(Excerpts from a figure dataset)
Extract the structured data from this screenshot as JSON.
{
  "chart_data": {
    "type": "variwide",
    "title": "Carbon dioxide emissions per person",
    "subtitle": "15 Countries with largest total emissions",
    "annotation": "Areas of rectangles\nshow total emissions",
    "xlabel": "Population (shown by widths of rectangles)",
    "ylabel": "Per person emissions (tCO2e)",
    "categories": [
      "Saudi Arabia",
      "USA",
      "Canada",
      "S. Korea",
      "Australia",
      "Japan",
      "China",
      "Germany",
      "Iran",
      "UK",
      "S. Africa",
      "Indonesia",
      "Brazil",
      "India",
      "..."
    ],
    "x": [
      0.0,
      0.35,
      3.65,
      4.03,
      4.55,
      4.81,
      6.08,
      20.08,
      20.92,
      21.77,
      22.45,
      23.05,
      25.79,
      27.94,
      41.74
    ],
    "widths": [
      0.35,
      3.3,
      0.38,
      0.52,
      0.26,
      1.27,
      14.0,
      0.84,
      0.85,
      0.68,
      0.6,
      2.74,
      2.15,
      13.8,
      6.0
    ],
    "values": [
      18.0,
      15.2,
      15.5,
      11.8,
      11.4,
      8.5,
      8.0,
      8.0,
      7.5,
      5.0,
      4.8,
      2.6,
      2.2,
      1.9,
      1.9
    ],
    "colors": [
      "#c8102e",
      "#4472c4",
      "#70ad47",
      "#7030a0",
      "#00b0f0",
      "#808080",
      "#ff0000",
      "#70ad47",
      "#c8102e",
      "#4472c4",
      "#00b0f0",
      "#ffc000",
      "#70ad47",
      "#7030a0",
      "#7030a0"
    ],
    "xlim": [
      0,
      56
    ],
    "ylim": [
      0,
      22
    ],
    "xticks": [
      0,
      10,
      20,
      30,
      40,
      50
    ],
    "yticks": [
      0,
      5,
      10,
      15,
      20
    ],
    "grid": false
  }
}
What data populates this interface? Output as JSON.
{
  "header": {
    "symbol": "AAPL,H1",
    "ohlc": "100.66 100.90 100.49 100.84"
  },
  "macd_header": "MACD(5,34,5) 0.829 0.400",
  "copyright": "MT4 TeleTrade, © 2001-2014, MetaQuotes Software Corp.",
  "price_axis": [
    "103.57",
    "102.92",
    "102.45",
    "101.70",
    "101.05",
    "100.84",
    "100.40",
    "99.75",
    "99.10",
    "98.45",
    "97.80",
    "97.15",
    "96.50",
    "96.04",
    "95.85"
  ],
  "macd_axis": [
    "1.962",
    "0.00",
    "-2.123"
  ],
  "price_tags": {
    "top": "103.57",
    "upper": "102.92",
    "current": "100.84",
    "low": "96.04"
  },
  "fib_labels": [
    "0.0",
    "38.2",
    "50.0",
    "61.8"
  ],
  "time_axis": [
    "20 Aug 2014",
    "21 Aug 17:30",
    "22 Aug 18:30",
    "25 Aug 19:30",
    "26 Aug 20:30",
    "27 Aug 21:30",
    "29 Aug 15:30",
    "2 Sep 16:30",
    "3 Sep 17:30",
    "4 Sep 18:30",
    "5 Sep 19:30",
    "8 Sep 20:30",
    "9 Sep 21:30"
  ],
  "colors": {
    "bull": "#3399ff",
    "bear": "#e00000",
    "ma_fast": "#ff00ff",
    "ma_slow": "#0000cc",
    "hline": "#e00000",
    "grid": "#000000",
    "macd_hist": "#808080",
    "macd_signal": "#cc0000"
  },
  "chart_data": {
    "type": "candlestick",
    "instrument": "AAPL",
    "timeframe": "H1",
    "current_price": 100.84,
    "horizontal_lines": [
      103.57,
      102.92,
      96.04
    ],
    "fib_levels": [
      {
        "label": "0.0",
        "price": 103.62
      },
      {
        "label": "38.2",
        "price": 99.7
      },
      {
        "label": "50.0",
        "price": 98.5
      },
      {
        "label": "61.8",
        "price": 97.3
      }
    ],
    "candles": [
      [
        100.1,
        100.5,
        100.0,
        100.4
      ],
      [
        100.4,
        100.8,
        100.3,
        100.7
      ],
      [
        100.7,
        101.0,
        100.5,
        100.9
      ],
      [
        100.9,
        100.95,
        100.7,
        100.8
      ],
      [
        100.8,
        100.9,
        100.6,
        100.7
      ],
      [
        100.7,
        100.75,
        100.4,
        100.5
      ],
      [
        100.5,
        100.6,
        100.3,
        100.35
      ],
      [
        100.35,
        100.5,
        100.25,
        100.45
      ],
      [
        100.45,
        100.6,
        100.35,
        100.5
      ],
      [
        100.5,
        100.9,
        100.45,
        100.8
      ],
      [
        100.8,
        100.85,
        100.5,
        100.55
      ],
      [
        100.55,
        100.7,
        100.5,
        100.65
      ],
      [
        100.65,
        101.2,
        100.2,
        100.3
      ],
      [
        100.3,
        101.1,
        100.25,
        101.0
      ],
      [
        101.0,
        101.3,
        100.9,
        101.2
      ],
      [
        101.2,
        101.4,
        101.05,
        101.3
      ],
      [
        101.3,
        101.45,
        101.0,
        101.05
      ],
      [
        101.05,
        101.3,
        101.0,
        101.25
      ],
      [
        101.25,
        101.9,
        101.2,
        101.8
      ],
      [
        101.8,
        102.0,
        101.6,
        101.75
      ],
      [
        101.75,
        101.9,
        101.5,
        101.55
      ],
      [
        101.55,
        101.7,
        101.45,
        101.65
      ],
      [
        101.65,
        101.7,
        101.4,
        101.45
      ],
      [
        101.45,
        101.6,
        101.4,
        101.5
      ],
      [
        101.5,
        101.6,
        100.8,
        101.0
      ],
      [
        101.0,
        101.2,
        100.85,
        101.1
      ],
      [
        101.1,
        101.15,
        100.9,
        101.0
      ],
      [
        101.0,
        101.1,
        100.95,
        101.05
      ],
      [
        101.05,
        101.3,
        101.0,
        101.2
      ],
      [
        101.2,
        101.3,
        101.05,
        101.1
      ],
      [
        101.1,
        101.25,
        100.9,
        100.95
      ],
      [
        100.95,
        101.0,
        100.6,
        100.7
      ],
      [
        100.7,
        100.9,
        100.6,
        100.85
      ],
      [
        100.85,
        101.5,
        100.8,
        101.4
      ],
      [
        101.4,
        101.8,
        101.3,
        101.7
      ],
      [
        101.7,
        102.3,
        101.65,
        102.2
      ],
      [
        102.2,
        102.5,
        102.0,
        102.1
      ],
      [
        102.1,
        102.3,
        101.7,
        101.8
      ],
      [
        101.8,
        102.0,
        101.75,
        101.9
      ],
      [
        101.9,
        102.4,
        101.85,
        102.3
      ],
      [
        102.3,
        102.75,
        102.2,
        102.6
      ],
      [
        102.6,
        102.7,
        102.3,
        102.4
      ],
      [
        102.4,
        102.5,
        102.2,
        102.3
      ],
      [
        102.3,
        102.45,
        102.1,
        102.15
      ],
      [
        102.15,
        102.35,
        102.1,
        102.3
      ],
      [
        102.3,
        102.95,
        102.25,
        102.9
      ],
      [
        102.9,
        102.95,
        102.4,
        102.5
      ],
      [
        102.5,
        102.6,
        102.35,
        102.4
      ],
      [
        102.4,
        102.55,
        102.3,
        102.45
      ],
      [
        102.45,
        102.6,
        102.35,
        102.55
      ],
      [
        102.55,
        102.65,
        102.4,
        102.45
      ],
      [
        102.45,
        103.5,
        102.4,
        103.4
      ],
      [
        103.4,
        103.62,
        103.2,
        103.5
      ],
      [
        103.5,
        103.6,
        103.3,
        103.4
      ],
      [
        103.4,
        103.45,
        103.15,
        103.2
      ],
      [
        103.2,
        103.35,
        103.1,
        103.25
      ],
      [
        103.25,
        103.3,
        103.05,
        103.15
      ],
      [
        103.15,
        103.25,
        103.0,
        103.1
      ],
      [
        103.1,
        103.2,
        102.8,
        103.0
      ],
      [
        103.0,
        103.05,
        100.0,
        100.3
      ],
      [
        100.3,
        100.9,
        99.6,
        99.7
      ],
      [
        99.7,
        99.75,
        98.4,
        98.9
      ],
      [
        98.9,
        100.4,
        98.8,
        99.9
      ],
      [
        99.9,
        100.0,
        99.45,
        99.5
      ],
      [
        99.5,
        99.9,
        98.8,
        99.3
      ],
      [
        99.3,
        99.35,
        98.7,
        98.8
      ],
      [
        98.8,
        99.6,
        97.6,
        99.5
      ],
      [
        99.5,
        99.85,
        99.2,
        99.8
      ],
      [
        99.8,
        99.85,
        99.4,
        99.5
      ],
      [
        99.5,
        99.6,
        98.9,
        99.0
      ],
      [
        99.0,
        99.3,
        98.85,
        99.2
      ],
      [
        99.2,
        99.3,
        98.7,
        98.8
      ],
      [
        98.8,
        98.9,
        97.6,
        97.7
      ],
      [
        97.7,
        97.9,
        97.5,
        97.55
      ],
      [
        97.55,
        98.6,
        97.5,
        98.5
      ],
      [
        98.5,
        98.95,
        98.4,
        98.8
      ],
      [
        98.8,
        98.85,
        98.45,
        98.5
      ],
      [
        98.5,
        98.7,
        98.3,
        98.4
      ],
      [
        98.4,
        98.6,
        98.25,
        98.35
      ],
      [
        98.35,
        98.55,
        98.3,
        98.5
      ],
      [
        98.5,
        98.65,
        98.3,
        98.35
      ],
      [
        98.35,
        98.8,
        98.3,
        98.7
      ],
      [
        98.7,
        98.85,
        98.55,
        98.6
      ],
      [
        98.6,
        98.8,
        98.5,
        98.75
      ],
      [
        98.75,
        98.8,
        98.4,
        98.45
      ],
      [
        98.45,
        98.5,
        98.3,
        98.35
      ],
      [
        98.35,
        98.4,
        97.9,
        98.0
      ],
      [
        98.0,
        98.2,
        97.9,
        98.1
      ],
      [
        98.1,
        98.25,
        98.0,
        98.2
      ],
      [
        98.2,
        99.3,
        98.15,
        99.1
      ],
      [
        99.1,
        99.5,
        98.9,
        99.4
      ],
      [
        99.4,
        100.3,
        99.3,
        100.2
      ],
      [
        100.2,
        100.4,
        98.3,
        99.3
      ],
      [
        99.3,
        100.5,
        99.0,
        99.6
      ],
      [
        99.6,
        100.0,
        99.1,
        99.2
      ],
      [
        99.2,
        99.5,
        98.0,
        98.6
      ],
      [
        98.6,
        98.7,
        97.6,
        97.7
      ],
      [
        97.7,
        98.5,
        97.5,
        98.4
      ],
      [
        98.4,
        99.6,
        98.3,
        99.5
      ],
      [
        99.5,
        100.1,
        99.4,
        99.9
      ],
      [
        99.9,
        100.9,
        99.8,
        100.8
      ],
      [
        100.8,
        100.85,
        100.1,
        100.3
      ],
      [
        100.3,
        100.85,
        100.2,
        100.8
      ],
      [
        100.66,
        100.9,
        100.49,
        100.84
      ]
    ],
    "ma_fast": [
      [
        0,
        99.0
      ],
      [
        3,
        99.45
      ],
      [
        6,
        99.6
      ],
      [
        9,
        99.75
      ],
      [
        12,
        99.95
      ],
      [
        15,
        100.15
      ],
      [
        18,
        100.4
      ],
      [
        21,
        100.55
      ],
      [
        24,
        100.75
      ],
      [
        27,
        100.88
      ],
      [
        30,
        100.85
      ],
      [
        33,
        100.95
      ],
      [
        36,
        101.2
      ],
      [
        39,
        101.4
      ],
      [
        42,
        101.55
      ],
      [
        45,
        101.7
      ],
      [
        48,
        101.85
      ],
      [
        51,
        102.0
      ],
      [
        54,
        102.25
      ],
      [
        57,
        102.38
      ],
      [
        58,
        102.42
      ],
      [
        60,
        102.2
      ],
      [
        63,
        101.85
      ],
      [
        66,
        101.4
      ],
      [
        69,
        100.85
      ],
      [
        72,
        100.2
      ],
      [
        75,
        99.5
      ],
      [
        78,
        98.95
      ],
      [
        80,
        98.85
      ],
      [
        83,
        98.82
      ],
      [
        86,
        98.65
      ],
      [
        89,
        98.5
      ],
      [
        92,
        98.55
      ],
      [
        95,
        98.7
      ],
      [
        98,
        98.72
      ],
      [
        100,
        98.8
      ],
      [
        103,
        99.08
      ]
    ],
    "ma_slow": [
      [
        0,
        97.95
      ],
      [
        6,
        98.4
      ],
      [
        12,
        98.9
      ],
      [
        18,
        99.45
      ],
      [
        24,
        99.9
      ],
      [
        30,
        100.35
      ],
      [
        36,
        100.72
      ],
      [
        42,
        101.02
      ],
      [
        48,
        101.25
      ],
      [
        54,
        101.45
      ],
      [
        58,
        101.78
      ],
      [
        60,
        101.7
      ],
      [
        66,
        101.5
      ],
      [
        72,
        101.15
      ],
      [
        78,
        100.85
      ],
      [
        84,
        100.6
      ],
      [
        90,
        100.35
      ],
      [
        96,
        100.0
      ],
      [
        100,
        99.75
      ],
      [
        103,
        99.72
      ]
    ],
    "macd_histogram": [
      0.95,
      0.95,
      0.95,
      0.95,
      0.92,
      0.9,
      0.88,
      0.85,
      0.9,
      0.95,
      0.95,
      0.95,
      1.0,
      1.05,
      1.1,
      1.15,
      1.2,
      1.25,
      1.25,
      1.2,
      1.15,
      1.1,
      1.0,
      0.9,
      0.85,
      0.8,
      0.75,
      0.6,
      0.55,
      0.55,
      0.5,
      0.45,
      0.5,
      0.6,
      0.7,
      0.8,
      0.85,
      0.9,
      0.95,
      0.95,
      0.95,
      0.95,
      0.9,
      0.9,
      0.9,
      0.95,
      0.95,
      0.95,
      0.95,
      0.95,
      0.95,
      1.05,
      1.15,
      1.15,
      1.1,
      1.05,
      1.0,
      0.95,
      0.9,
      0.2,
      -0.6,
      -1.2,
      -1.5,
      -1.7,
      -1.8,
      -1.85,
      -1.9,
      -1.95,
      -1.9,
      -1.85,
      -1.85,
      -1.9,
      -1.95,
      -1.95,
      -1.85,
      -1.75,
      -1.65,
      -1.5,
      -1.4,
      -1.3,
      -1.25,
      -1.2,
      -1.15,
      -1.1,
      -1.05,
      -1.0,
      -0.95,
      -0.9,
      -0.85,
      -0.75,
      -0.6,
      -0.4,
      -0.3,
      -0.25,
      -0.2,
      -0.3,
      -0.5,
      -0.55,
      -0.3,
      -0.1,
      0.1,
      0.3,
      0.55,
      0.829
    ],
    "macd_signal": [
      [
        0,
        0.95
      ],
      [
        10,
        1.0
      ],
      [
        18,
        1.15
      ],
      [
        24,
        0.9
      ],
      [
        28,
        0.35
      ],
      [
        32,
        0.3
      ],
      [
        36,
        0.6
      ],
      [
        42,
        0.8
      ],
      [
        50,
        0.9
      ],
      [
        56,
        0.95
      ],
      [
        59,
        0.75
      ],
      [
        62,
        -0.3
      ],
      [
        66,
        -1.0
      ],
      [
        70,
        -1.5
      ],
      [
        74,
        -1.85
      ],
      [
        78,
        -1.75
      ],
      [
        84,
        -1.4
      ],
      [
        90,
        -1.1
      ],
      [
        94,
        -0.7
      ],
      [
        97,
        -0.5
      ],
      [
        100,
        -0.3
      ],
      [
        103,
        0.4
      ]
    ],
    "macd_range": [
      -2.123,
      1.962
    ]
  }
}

TO DO: Wherever "widths" shows up in a line, copy that line.

ANSWER TO THIS EXERCISE:
    "xlabel": "Population (shown by widths of rectangles)",
    "widths": [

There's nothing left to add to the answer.